● Job:
In the data below, find every line with the string "mouxue" and pull it out.

★ ★ ★ ★

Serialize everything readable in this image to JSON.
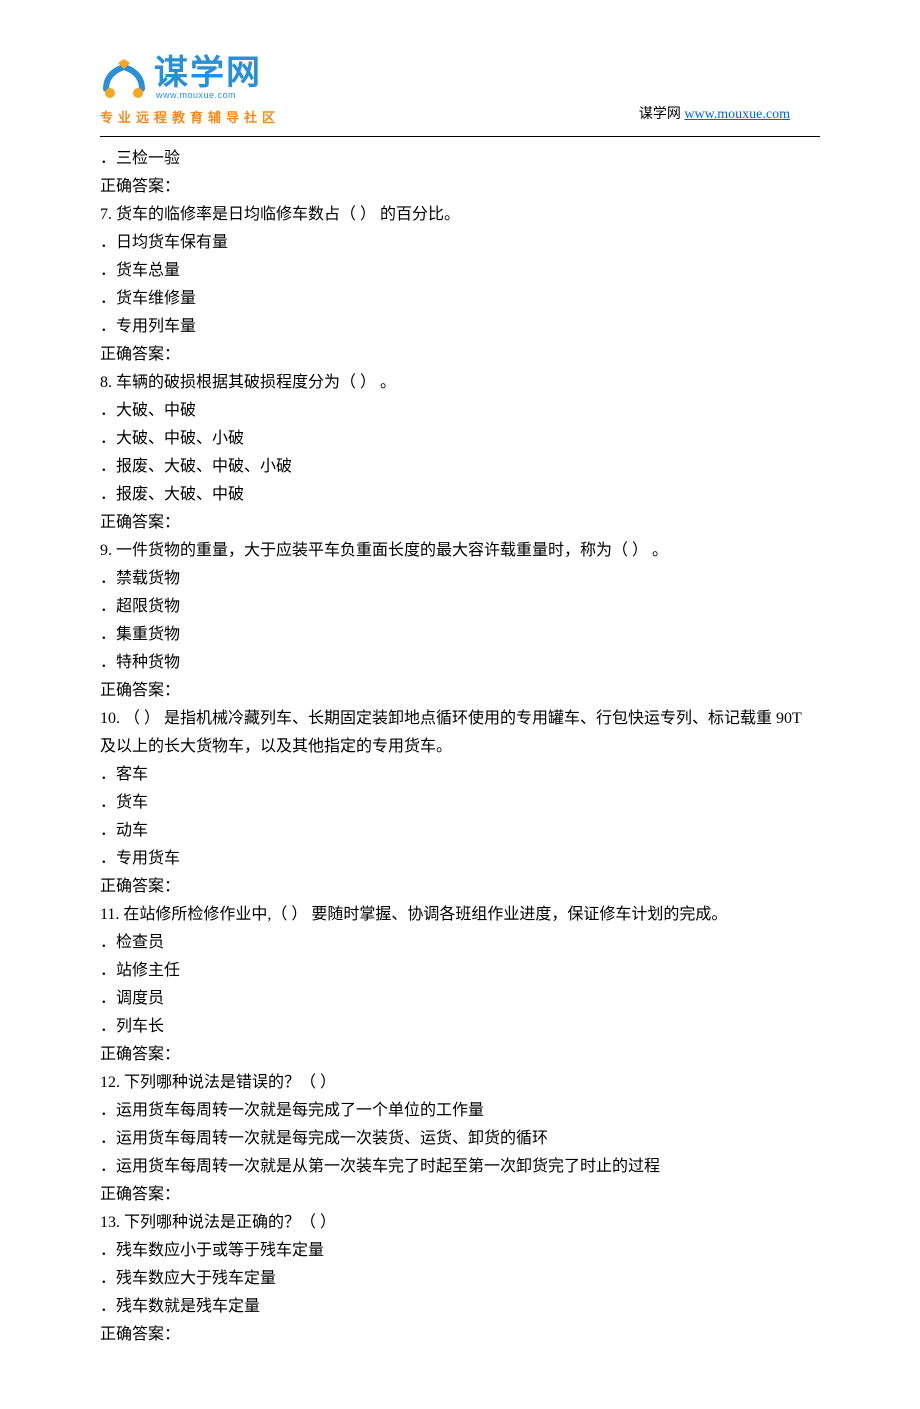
{
  "header": {
    "logo_text": "谋学网",
    "logo_url": "www.mouxue.com",
    "logo_sub": "专业远程教育辅导社区",
    "right_label": "谋学网",
    "right_link": "www.mouxue.com"
  },
  "q6_tail_opt": "．三检一验",
  "answer_label": "正确答案：",
  "q7": {
    "stem": "7.   货车的临修率是日均临修车数占（ ） 的百分比。",
    "opts": [
      "．日均货车保有量",
      "．货车总量",
      "．货车维修量",
      "．专用列车量"
    ]
  },
  "q8": {
    "stem": "8.   车辆的破损根据其破损程度分为（ ） 。",
    "opts": [
      "．大破、中破",
      "．大破、中破、小破",
      "．报废、大破、中破、小破",
      "．报废、大破、中破"
    ]
  },
  "q9": {
    "stem": "9.   一件货物的重量，大于应装平车负重面长度的最大容许载重量时，称为（ ） 。",
    "opts": [
      "．禁载货物",
      "．超限货物",
      "．集重货物",
      "．特种货物"
    ]
  },
  "q10": {
    "stem": "10.   （ ） 是指机械冷藏列车、长期固定装卸地点循环使用的专用罐车、行包快运专列、标记载重 90T 及以上的长大货物车，以及其他指定的专用货车。",
    "opts": [
      "．客车",
      "．货车",
      "．动车",
      "．专用货车"
    ]
  },
  "q11": {
    "stem": "11.   在站修所检修作业中,（ ） 要随时掌握、协调各班组作业进度，保证修车计划的完成。",
    "opts": [
      "．检查员",
      "．站修主任",
      "．调度员",
      "．列车长"
    ]
  },
  "q12": {
    "stem": "12.   下列哪种说法是错误的？（ ）",
    "opts": [
      "．运用货车每周转一次就是每完成了一个单位的工作量",
      "．运用货车每周转一次就是每完成一次装货、运货、卸货的循环",
      "．运用货车每周转一次就是从第一次装车完了时起至第一次卸货完了时止的过程"
    ]
  },
  "q13": {
    "stem": "13.   下列哪种说法是正确的？（ ）",
    "opts": [
      "．残车数应小于或等于残车定量",
      "．残车数应大于残车定量",
      "．残车数就是残车定量"
    ]
  }
}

★ ★ ★ ★

● Answer for the task:
    "logo_url": "www.mouxue.com",
    "right_link": "www.mouxue.com"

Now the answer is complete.